(Directions for this task)
Every line below that includes the word "Oncology" needs to be copied.

+++

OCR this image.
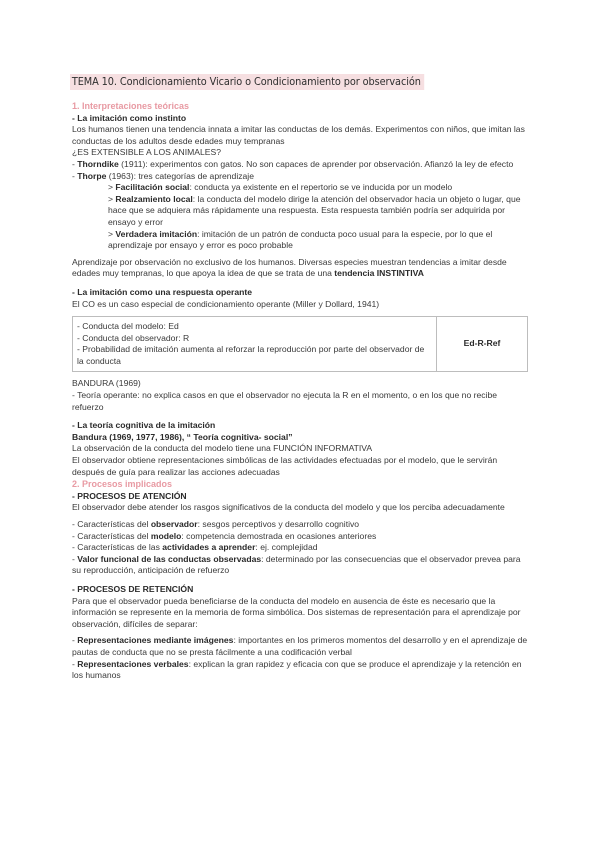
TEMA 10. Condicionamiento Vicario o Condicionamiento por observación

1. Interpretaciones teóricas

- La imitación como instinto

Los humanos tienen una tendencia innata a imitar las conductas de los demás. Experimentos con niños, que imitan las conductas de los adultos desde edades muy tempranas

¿ES EXTENSIBLE A LOS ANIMALES?

- Thorndike (1911): experimentos con gatos. No son capaces de aprender por observación. Afianzó la ley de efecto

- Thorpe (1963): tres categorías de aprendizaje

> Facilitación social: conducta ya existente en el repertorio se ve inducida por un modelo

> Realzamiento local: la conducta del modelo dirige la atención del observador hacia un objeto o lugar, que hace que se adquiera más rápidamente una respuesta. Esta respuesta también podría ser adquirida por ensayo y error

> Verdadera imitación: imitación de un patrón de conducta poco usual para la especie, por lo que el aprendizaje por ensayo y error es poco probable

Aprendizaje por observación no exclusivo de los humanos. Diversas especies muestran tendencias a imitar desde edades muy tempranas, lo que apoya la idea de que se trata de una tendencia INSTINTIVA

- La imitación como una respuesta operante

El CO es un caso especial de condicionamiento operante (Miller y Dollard, 1941)

- Conducta del modelo: Ed
- Conducta del observador: R
- Probabilidad de imitación aumenta al reforzar la reproducción por parte del observador de la conducta
	Ed-R-Ref

BANDURA (1969)

- Teoría operante: no explica casos en que el observador no ejecuta la R en el momento, o en los que no recibe refuerzo

- La teoría cognitiva de la imitación

Bandura (1969, 1977, 1986), “ Teoría cognitiva- social”

La observación de la conducta del modelo tiene una FUNCIÓN INFORMATIVA

El observador obtiene representaciones simbólicas de las actividades efectuadas por el modelo, que le servirán después de guía para realizar las acciones adecuadas

2. Procesos implicados

- PROCESOS DE ATENCIÓN

El observador debe atender los rasgos significativos de la conducta del modelo y que los perciba adecuadamente

- Características del observador: sesgos perceptivos y desarrollo cognitivo

- Características del modelo: competencia demostrada en ocasiones anteriores

- Características de las actividades a aprender: ej. complejidad

- Valor funcional de las conductas observadas: determinado por las consecuencias que el observador prevea para su reproducción, anticipación de refuerzo

- PROCESOS DE RETENCIÓN

Para que el observador pueda beneficiarse de la conducta del modelo en ausencia de éste es necesario que la información se represente en la memoria de forma simbólica. Dos sistemas de representación para el aprendizaje por observación, difíciles de separar:

- Representaciones mediante imágenes: importantes en los primeros momentos del desarrollo y en el aprendizaje de pautas de conducta que no se presta fácilmente a una codificación verbal

- Representaciones verbales: explican la gran rapidez y eficacia con que se produce el aprendizaje y la retención en los humanos
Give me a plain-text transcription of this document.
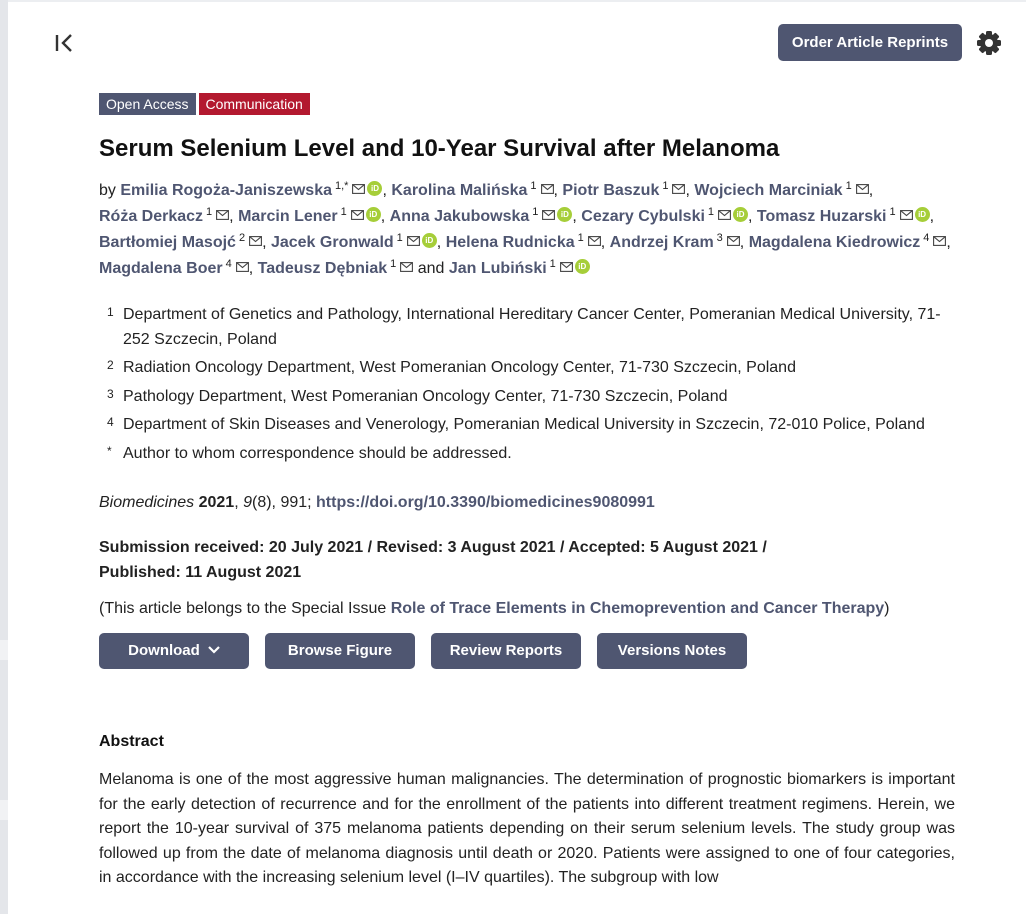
Order Article Reprints
Open Access Communication
Serum Selenium Level and 10-Year Survival after Melanoma
by Emilia Rogoża-Janiszewska $^{1,*}$	iD , Karolina Malińska $^1$ , Piotr Baszuk $^1$ , Wojciech Marciniak $^1$ , Róża Derkacz $^1$ , Marcin Lener $^1$	iD , Anna Jakubowska $^1$	iD , Cezary Cybulski $^1$	iD , Tomasz Huzarski $^1$	iD , Bartłomiej Masojć $^2$ , Jacek Gronwald $^1$	iD , Helena Rudnicka $^1$ , Andrzej Kram $^3$ , Magdalena Kiedrowicz $^4$ , Magdalena Boer $^4$ , Tadeusz Dębniak $^1$ and Jan Lubiński $^1$	iD
1 Department of Genetics and Pathology, International Hereditary Cancer Center, Pomeranian Medical University, 71-252 Szczecin, Poland
2 Radiation Oncology Department, West Pomeranian Oncology Center, 71-730 Szczecin, Poland
3 Pathology Department, West Pomeranian Oncology Center, 71-730 Szczecin, Poland
4 Department of Skin Diseases and Venerology, Pomeranian Medical University in Szczecin, 72-010 Police, Poland
* Author to whom correspondence should be addressed.
Biomedicines 2021, 9(8), 991; https://doi.org/10.3390/biomedicines9080991
Submission received: 20 July 2021 / Revised: 3 August 2021 / Accepted: 5 August 2021 /
Published: 11 August 2021
(This article belongs to the Special Issue Role of Trace Elements in Chemoprevention and Cancer Therapy)
Download	Browse Figure	Review Reports	Versions Notes
Abstract
Melanoma is one of the most aggressive human malignancies. The determination of prognostic biomarkers is important for the early detection of recurrence and for the enrollment of the patients into different treatment regimens. Herein, we report the 10-year survival of 375 melanoma patients depending on their serum selenium levels. The study group was followed up from the date of melanoma diagnosis until death or 2020. Patients were assigned to one of four categories, in accordance with the increasing selenium level (I–IV quartiles). The subgroup with low
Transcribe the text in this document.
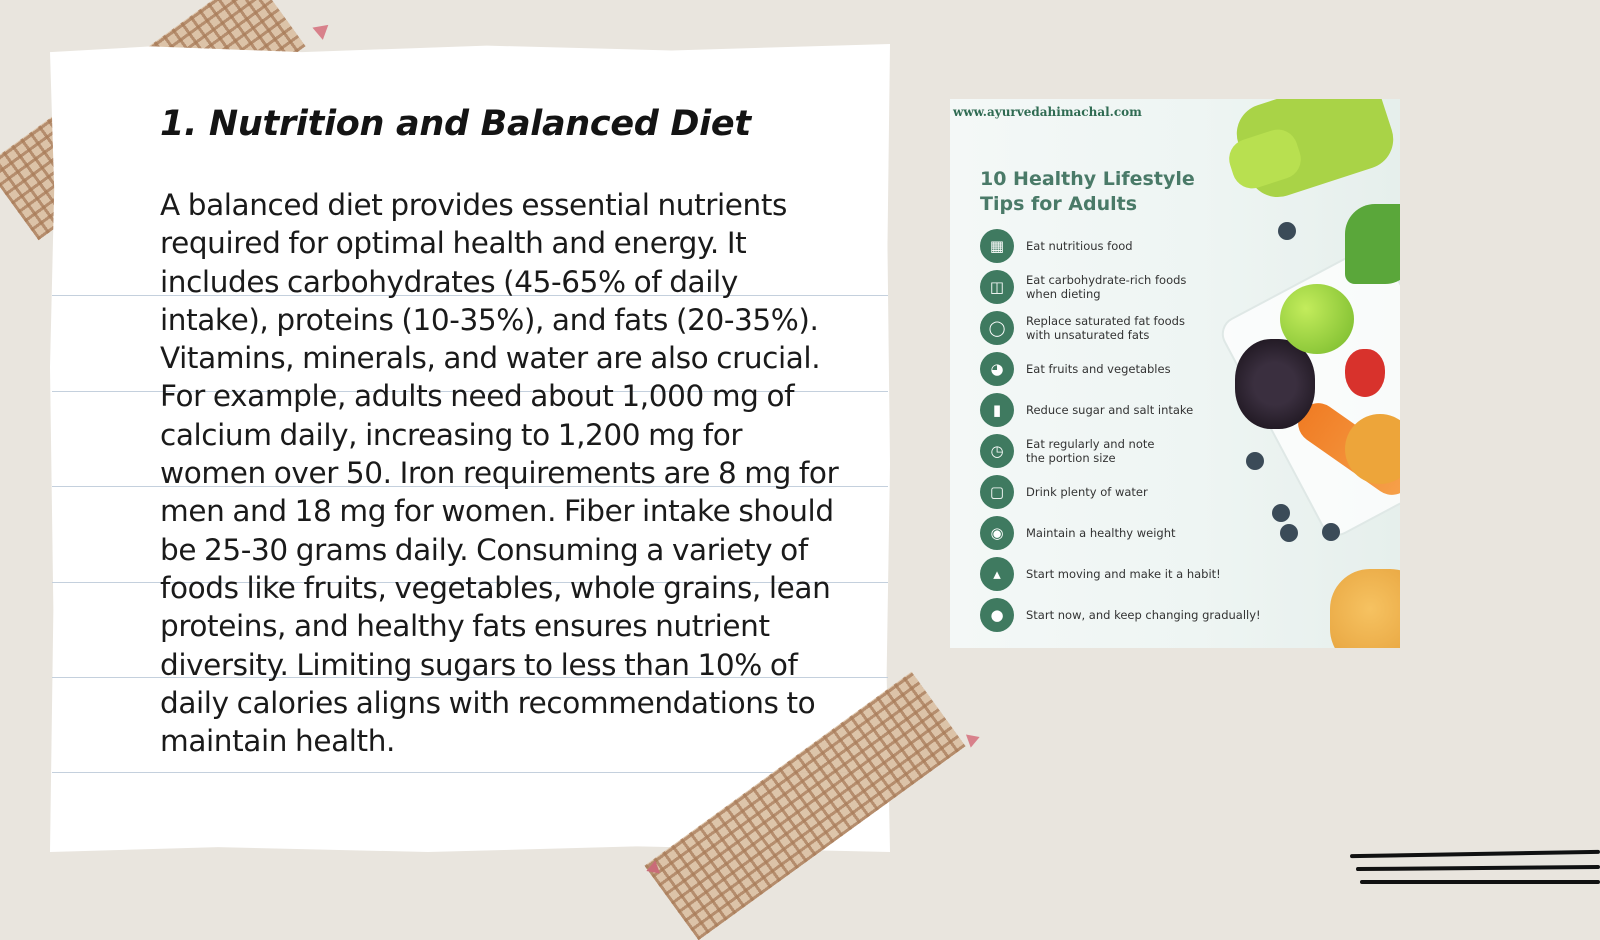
1. Nutrition and Balanced Diet

A balanced diet provides essential nutrients required for optimal health and energy. It includes carbohydrates (45-65% of daily intake), proteins (10-35%), and fats (20-35%). Vitamins, minerals, and water are also crucial. For example, adults need about 1,000 mg of calcium daily, increasing to 1,200 mg for women over 50. Iron requirements are 8 mg for men and 18 mg for women. Fiber intake should be 25-30 grams daily. Consuming a variety of foods like fruits, vegetables, whole grains, lean proteins, and healthy fats ensures nutrient diversity. Limiting sugars to less than 10% of daily calories aligns with recommendations to maintain health.

www.ayurvedahimachal.com
10 Healthy Lifestyle Tips for Adults
▦	Eat nutritious food
◫	Eat carbohydrate-rich foods
when dieting
◯	Replace saturated fat foods
with unsaturated fats
◕	Eat fruits and vegetables
▮	Reduce sugar and salt intake
◷	Eat regularly and note
the portion size
▢	Drink plenty of water
◉	Maintain a healthy weight
▴	Start moving and make it a habit!
●	Start now, and keep changing gradually!
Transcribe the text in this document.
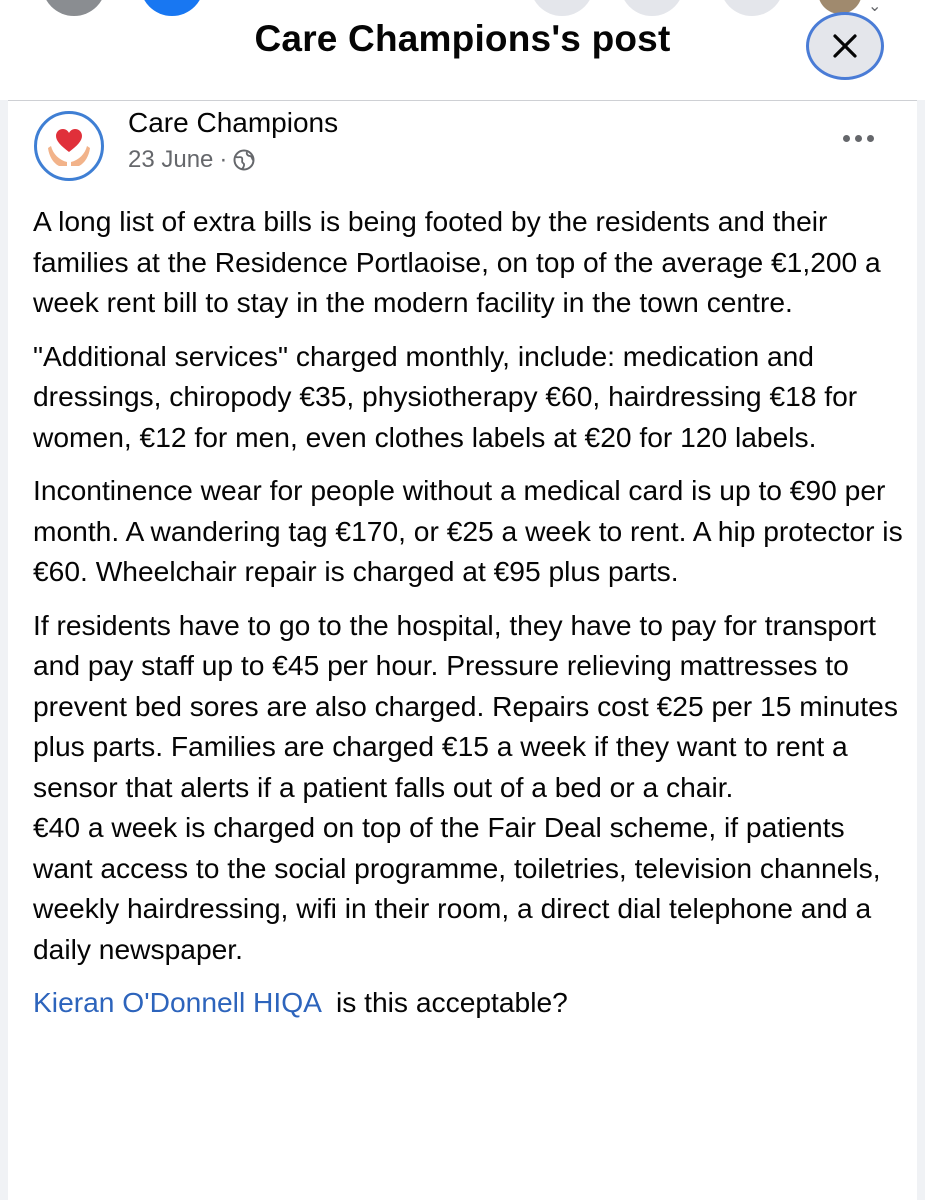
⌄
Care Champions's post
Care Champions
23 June ·

A long list of extra bills is being footed by the residents and their families at the Residence Portlaoise, on top of the average €1,200 a week rent bill to stay in the modern facility in the town centre.

"Additional services" charged monthly, include: medication and dressings, chiropody €35, physiotherapy €60, hairdressing €18 for women, €12 for men, even clothes labels at €20 for 120 labels.

Incontinence wear for people without a medical card is up to €90 per month. A wandering tag €170, or €25 a week to rent. A hip protector is €60. Wheelchair repair is charged at €95 plus parts.

If residents have to go to the hospital, they have to pay for transport and pay staff up to €45 per hour. Pressure relieving mattresses to prevent bed sores are also charged. Repairs cost €25 per 15 minutes plus parts. Families are charged €15 a week if they want to rent a sensor that alerts if a patient falls out of a bed or a chair.

€40 a week is charged on top of the Fair Deal scheme, if patients want access to the social programme, toiletries, television channels, weekly hairdressing, wifi in their room, a direct dial telephone and a daily newspaper.

Kieran O'Donnell HIQA is this acceptable?
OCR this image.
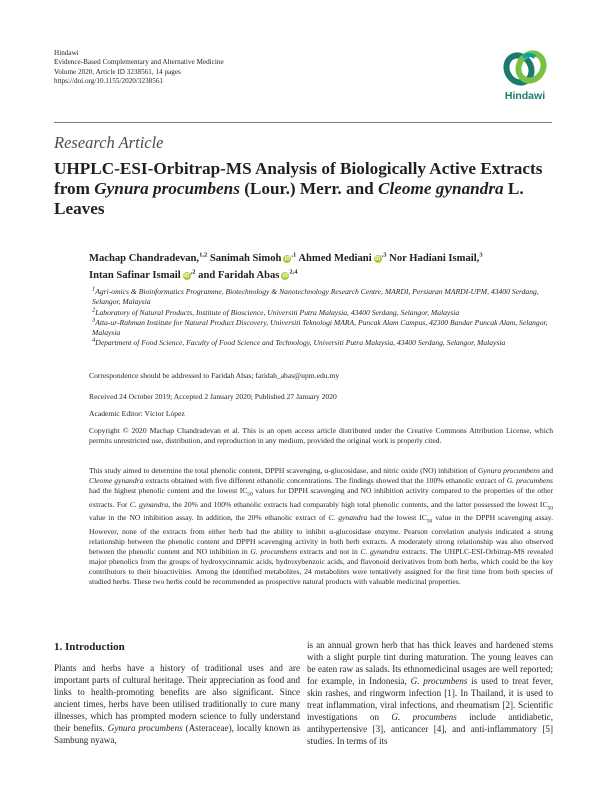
Hindawi
Evidence-Based Complementary and Alternative Medicine
Volume 2020, Article ID 3238561, 14 pages
https://doi.org/10.1155/2020/3238561
Hindawi
Research Article
UHPLC-ESI-Orbitrap-MS Analysis of Biologically Active Extracts from Gynura procumbens (Lour.) Merr. and Cleome gynandra L. Leaves
Machap Chandradevan,$^{1,2}$ Sanimah Simoh $iD^{,1}$ Ahmed Mediani $iD^{,3}$ Nor Hadiani Ismail,$^3$
Intan Safinar Ismail $iD^{,2}$ and Faridah Abas iD$^{2,4}$
$^1$Agri-omics & Bioinformatics Programme, Biotechnology & Nanotechnology Research Centre, MARDI, Persiaran MARDI-UPM, 43400 Serdang, Selangor, Malaysia
$^2$Laboratory of Natural Products, Institute of Bioscience, Universiti Putra Malaysia, 43400 Serdang, Selangor, Malaysia
$^3$Atta-ur-Rahman Institute for Natural Product Discovery, Universiti Teknologi MARA, Puncak Alam Campus, 42300 Bandar Puncak Alam, Selangor, Malaysia
$^4$Department of Food Science, Faculty of Food Science and Technology, Universiti Putra Malaysia, 43400 Serdang, Selangor, Malaysia
Correspondence should be addressed to Faridah Abas; faridah_abas@upm.edu.my
Received 24 October 2019; Accepted 2 January 2020; Published 27 January 2020
Academic Editor: Víctor López
Copyright © 2020 Machap Chandradevan et al. This is an open access article distributed under the Creative Commons Attribution License, which permits unrestricted use, distribution, and reproduction in any medium, provided the original work is properly cited.
This study aimed to determine the total phenolic content, DPPH scavenging, α-glucosidase, and nitric oxide (NO) inhibition of Gynura procumbens and Cleome gynandra extracts obtained with five different ethanolic concentrations. The findings showed that the 100% ethanolic extract of G. procumbens had the highest phenolic content and the lowest $IC_{50}$ values for DPPH scavenging and NO inhibition activity compared to the properties of the other extracts. For C. gynandra, the 20% and 100% ethanolic extracts had comparably high total phenolic contents, and the latter possessed the lowest $IC_{50}$ value in the NO inhibition assay. In addition, the 20% ethanolic extract of C. gynandra had the lowest $IC_{50}$ value in the DPPH scavenging assay. However, none of the extracts from either herb had the ability to inhibit α-glucosidase enzyme. Pearson correlation analysis indicated a strong relationship between the phenolic content and DPPH scavenging activity in both herb extracts. A moderately strong relationship was also observed between the phenolic content and NO inhibition in G. procumbens extracts and not in C. gynandra extracts. The UHPLC-ESI-Orbitrap-MS revealed major phenolics from the groups of hydroxycinnamic acids, hydroxybenzoic acids, and flavonoid derivatives from both herbs, which could be the key contributors to their bioactivities. Among the identified metabolites, 24 metabolites were tentatively assigned for the first time from both species of studied herbs. These two herbs could be recommended as prospective natural products with valuable medicinal properties.
1. Introduction
Plants and herbs have a history of traditional uses and are important parts of cultural heritage. Their appreciation as food and links to health-promoting benefits are also significant. Since ancient times, herbs have been utilised traditionally to cure many illnesses, which has prompted modern science to fully understand their benefits. Gynura procumbens (Asteraceae), locally known as Sambung nyawa,
is an annual grown herb that has thick leaves and hardened stems with a slight purple tint during maturation. The young leaves can be eaten raw as salads. Its ethnomedicinal usages are well reported; for example, in Indonesia, G. procumbens is used to treat fever, skin rashes, and ringworm infection [1]. In Thailand, it is used to treat inflammation, viral infections, and rheumatism [2]. Scientific investigations on G. procumbens include antidiabetic, antihypertensive [3], anticancer [4], and anti-inflammatory [5] studies. In terms of its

+++

(Answer space)
2 Radiation Oncology Department, West Pomeranian Oncology Center, 71-730 Szczecin, Poland
3 Pathology Department, West Pomeranian Oncology Center, 71-730 Szczecin, Poland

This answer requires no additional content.